— Start EXCERPTED DATA —

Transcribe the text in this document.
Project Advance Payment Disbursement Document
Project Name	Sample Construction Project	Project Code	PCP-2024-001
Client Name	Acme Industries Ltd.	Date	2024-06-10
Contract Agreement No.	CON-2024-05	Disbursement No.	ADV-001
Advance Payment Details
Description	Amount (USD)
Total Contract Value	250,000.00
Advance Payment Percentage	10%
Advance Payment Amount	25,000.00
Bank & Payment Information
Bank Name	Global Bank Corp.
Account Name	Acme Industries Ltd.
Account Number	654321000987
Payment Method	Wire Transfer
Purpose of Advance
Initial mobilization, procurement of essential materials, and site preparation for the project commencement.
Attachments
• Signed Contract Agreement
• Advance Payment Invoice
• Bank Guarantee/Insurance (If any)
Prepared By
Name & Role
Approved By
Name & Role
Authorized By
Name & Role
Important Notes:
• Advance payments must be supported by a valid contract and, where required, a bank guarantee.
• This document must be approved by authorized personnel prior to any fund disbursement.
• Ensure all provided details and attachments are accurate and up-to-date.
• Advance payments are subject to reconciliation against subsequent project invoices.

— End EXCERPTED DATA —

DIRECTIVE —
Output the listing above word for word.

WORKED SOLUTION —
Transcribe the text in this document.
Project Advance Payment Disbursement Document
Project Name	Sample Construction Project	Project Code	PCP-2024-001
Client Name	Acme Industries Ltd.	Date	2024-06-10
Contract Agreement No.	CON-2024-05	Disbursement No.	ADV-001
Advance Payment Details
Description	Amount (USD)
Total Contract Value	250,000.00
Advance Payment Percentage	10%
Advance Payment Amount	25,000.00
Bank & Payment Information
Bank Name	Global Bank Corp.
Account Name	Acme Industries Ltd.
Account Number	654321000987
Payment Method	Wire Transfer
Purpose of Advance
Initial mobilization, procurement of essential materials, and site preparation for the project commencement.
Attachments
• Signed Contract Agreement
• Advance Payment Invoice
• Bank Guarantee/Insurance (If any)
Prepared By
Name & Role
Approved By
Name & Role
Authorized By
Name & Role
Important Notes:
• Advance payments must be supported by a valid contract and, where required, a bank guarantee.
• This document must be approved by authorized personnel prior to any fund disbursement.
• Ensure all provided details and attachments are accurate and up-to-date.
• Advance payments are subject to reconciliation against subsequent project invoices.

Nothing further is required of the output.